**AIM**
Reproduce the following material exactly, including every line.

**MATERIAL PROVIDED**

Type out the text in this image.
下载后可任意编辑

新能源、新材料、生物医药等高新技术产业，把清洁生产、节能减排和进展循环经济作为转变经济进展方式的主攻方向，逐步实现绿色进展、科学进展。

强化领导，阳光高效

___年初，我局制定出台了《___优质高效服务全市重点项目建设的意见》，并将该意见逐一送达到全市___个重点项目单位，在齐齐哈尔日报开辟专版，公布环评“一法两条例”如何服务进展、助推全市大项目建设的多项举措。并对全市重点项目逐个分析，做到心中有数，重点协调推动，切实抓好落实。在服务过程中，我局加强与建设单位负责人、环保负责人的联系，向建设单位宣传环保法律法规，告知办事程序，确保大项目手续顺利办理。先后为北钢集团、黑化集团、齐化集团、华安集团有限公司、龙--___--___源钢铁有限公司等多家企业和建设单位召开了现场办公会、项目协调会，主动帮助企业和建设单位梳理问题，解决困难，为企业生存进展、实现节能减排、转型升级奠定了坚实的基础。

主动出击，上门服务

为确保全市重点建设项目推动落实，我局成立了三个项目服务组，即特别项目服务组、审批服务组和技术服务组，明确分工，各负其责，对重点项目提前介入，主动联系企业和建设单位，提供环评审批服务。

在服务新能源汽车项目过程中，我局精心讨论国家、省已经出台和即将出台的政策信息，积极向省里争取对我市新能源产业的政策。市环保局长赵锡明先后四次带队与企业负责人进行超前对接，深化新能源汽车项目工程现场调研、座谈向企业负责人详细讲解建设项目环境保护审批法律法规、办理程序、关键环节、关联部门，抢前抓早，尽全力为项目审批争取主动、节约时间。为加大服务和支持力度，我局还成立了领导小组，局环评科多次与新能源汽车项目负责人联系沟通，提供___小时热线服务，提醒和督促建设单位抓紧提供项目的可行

**RESPONSE**
Type out the text in this image.
下载后可任意编辑

新能源、新材料、生物医药等高新技术产业，把清洁生产、节能减排和进展循环经济作为转变经济进展方式的主攻方向，逐步实现绿色进展、科学进展。

强化领导，阳光高效

___年初，我局制定出台了《___优质高效服务全市重点项目建设的意见》，并将该意见逐一送达到全市___个重点项目单位，在齐齐哈尔日报开辟专版，公布环评“一法两条例”如何服务进展、助推全市大项目建设的多项举措。并对全市重点项目逐个分析，做到心中有数，重点协调推动，切实抓好落实。在服务过程中，我局加强与建设单位负责人、环保负责人的联系，向建设单位宣传环保法律法规，告知办事程序，确保大项目手续顺利办理。先后为北钢集团、黑化集团、齐化集团、华安集团有限公司、龙--___--___源钢铁有限公司等多家企业和建设单位召开了现场办公会、项目协调会，主动帮助企业和建设单位梳理问题，解决困难，为企业生存进展、实现节能减排、转型升级奠定了坚实的基础。

主动出击，上门服务

为确保全市重点建设项目推动落实，我局成立了三个项目服务组，即特别项目服务组、审批服务组和技术服务组，明确分工，各负其责，对重点项目提前介入，主动联系企业和建设单位，提供环评审批服务。

在服务新能源汽车项目过程中，我局精心讨论国家、省已经出台和即将出台的政策信息，积极向省里争取对我市新能源产业的政策。市环保局长赵锡明先后四次带队与企业负责人进行超前对接，深化新能源汽车项目工程现场调研、座谈向企业负责人详细讲解建设项目环境保护审批法律法规、办理程序、关键环节、关联部门，抢前抓早，尽全力为项目审批争取主动、节约时间。为加大服务和支持力度，我局还成立了领导小组，局环评科多次与新能源汽车项目负责人联系沟通，提供___小时热线服务，提醒和督促建设单位抓紧提供项目的可行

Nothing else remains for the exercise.